→ **Work to do**
Output all lines exactly, with nothing added or dropped.

*** Information supplied ***

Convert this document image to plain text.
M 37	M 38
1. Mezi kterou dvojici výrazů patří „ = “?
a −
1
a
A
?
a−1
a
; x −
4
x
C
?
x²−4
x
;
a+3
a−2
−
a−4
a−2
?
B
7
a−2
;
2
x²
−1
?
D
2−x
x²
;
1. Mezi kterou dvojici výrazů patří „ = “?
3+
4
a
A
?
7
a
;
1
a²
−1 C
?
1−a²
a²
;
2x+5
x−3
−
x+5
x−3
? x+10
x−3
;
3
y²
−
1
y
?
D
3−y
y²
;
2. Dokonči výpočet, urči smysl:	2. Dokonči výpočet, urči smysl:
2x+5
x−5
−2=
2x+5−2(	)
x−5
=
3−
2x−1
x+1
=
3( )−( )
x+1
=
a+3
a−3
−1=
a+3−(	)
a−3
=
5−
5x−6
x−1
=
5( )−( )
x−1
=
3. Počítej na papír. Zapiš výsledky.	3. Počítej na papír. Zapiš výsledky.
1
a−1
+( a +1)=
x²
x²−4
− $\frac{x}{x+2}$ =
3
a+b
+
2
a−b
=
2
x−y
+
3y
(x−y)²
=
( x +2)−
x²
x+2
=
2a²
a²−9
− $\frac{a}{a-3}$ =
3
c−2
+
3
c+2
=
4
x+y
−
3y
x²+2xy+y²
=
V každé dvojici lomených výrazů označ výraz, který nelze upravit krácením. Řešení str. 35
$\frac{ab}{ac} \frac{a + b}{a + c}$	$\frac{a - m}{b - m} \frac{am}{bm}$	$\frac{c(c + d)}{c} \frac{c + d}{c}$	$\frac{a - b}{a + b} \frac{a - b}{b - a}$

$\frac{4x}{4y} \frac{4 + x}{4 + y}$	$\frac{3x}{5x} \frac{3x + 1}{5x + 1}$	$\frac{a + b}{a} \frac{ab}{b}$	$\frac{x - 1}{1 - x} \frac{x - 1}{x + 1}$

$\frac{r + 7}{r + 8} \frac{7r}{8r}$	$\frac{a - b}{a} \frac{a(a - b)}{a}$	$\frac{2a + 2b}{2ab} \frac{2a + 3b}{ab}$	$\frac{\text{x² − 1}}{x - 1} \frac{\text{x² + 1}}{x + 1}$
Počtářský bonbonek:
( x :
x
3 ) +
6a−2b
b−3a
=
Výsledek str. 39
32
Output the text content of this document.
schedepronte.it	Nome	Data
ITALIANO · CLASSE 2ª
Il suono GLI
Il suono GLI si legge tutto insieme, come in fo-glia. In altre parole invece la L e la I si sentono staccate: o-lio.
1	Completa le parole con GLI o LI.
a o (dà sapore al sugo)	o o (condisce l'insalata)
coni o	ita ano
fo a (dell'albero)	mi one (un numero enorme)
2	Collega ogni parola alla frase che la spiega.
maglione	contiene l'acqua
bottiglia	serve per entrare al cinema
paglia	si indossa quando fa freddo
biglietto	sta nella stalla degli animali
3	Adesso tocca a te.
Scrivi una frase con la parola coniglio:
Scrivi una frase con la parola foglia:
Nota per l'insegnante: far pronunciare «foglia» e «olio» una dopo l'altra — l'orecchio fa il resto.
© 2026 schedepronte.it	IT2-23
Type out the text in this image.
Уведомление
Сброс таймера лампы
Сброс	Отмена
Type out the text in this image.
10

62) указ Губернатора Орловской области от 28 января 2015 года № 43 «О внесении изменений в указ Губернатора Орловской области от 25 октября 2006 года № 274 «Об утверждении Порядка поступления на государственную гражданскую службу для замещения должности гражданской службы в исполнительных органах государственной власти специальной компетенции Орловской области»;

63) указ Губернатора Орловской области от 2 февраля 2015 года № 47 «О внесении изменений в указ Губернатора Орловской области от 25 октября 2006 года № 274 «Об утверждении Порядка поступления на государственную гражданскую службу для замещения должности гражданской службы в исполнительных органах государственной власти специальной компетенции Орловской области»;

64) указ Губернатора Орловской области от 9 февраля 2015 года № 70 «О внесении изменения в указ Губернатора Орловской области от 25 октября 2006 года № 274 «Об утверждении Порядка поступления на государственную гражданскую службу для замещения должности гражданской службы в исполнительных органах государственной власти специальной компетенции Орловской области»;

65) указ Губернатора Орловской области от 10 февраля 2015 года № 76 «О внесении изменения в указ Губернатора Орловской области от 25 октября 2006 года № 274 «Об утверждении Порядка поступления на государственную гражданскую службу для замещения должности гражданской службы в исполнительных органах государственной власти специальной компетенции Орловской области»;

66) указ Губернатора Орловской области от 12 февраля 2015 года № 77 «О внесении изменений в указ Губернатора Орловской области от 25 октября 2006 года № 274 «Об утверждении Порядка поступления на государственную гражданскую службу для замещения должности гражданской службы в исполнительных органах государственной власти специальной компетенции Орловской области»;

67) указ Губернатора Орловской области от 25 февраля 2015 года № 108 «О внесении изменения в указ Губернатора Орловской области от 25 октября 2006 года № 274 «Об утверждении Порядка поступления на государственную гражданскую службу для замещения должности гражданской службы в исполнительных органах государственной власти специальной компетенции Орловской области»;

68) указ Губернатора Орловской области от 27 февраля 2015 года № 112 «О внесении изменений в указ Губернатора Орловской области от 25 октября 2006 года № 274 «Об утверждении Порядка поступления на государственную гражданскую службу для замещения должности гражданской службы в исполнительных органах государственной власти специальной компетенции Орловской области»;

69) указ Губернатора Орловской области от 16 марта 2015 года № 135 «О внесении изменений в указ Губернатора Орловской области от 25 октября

***

→ **Reply**
Convert this document image to plain text.
M 37	M 38
1. Mezi kterou dvojici výrazů patří „ = “?
a −
1
a
A
?
a−1
a
; x −
4
x
C
?
x²−4
x
;
a+3
a−2
−
a−4
a−2
?
B
7
a−2
;
2
x²
−1
?
D
2−x
x²
;
1. Mezi kterou dvojici výrazů patří „ = “?
3+
4
a
A
?
7
a
;
1
a²
−1 C
?
1−a²
a²
;
2x+5
x−3
−
x+5
x−3
? x+10
x−3
;
3
y²
−
1
y
?
D
3−y
y²
;
2. Dokonči výpočet, urči smysl:	2. Dokonči výpočet, urči smysl:
2x+5
x−5
−2=
2x+5−2(	)
x−5
=
3−
2x−1
x+1
=
3( )−( )
x+1
=
a+3
a−3
−1=
a+3−(	)
a−3
=
5−
5x−6
x−1
=
5( )−( )
x−1
=
3. Počítej na papír. Zapiš výsledky.	3. Počítej na papír. Zapiš výsledky.
1
a−1
+( a +1)=
x²
x²−4
− $\frac{x}{x+2}$ =
3
a+b
+
2
a−b
=
2
x−y
+
3y
(x−y)²
=
( x +2)−
x²
x+2
=
2a²
a²−9
− $\frac{a}{a-3}$ =
3
c−2
+
3
c+2
=
4
x+y
−
3y
x²+2xy+y²
=
V každé dvojici lomených výrazů označ výraz, který nelze upravit krácením. Řešení str. 35
$\frac{ab}{ac} \frac{a + b}{a + c}$	$\frac{a - m}{b - m} \frac{am}{bm}$	$\frac{c(c + d)}{c} \frac{c + d}{c}$	$\frac{a - b}{a + b} \frac{a - b}{b - a}$

$\frac{4x}{4y} \frac{4 + x}{4 + y}$	$\frac{3x}{5x} \frac{3x + 1}{5x + 1}$	$\frac{a + b}{a} \frac{ab}{b}$	$\frac{x - 1}{1 - x} \frac{x - 1}{x + 1}$

$\frac{r + 7}{r + 8} \frac{7r}{8r}$	$\frac{a - b}{a} \frac{a(a - b)}{a}$	$\frac{2a + 2b}{2ab} \frac{2a + 3b}{ab}$	$\frac{\text{x² − 1}}{x - 1} \frac{\text{x² + 1}}{x + 1}$
Počtářský bonbonek:
( x :
x
3 ) +
6a−2b
b−3a
=
Výsledek str. 39
32
Output the text content of this document.
schedepronte.it	Nome	Data
ITALIANO · CLASSE 2ª
Il suono GLI
Il suono GLI si legge tutto insieme, come in fo-glia. In altre parole invece la L e la I si sentono staccate: o-lio.
1	Completa le parole con GLI o LI.
a o (dà sapore al sugo)	o o (condisce l'insalata)
coni o	ita ano
fo a (dell'albero)	mi one (un numero enorme)
2	Collega ogni parola alla frase che la spiega.
maglione	contiene l'acqua
bottiglia	serve per entrare al cinema
paglia	si indossa quando fa freddo
biglietto	sta nella stalla degli animali
3	Adesso tocca a te.
Scrivi una frase con la parola coniglio:
Scrivi una frase con la parola foglia:
Nota per l'insegnante: far pronunciare «foglia» e «olio» una dopo l'altra — l'orecchio fa il resto.
© 2026 schedepronte.it	IT2-23
Type out the text in this image.
Уведомление
Сброс таймера лампы
Сброс	Отмена
Type out the text in this image.
10

62) указ Губернатора Орловской области от 28 января 2015 года № 43 «О внесении изменений в указ Губернатора Орловской области от 25 октября 2006 года № 274 «Об утверждении Порядка поступления на государственную гражданскую службу для замещения должности гражданской службы в исполнительных органах государственной власти специальной компетенции Орловской области»;

63) указ Губернатора Орловской области от 2 февраля 2015 года № 47 «О внесении изменений в указ Губернатора Орловской области от 25 октября 2006 года № 274 «Об утверждении Порядка поступления на государственную гражданскую службу для замещения должности гражданской службы в исполнительных органах государственной власти специальной компетенции Орловской области»;

64) указ Губернатора Орловской области от 9 февраля 2015 года № 70 «О внесении изменения в указ Губернатора Орловской области от 25 октября 2006 года № 274 «Об утверждении Порядка поступления на государственную гражданскую службу для замещения должности гражданской службы в исполнительных органах государственной власти специальной компетенции Орловской области»;

65) указ Губернатора Орловской области от 10 февраля 2015 года № 76 «О внесении изменения в указ Губернатора Орловской области от 25 октября 2006 года № 274 «Об утверждении Порядка поступления на государственную гражданскую службу для замещения должности гражданской службы в исполнительных органах государственной власти специальной компетенции Орловской области»;

66) указ Губернатора Орловской области от 12 февраля 2015 года № 77 «О внесении изменений в указ Губернатора Орловской области от 25 октября 2006 года № 274 «Об утверждении Порядка поступления на государственную гражданскую службу для замещения должности гражданской службы в исполнительных органах государственной власти специальной компетенции Орловской области»;

67) указ Губернатора Орловской области от 25 февраля 2015 года № 108 «О внесении изменения в указ Губернатора Орловской области от 25 октября 2006 года № 274 «Об утверждении Порядка поступления на государственную гражданскую службу для замещения должности гражданской службы в исполнительных органах государственной власти специальной компетенции Орловской области»;

68) указ Губернатора Орловской области от 27 февраля 2015 года № 112 «О внесении изменений в указ Губернатора Орловской области от 25 октября 2006 года № 274 «Об утверждении Порядка поступления на государственную гражданскую службу для замещения должности гражданской службы в исполнительных органах государственной власти специальной компетенции Орловской области»;

69) указ Губернатора Орловской области от 16 марта 2015 года № 135 «О внесении изменений в указ Губернатора Орловской области от 25 октября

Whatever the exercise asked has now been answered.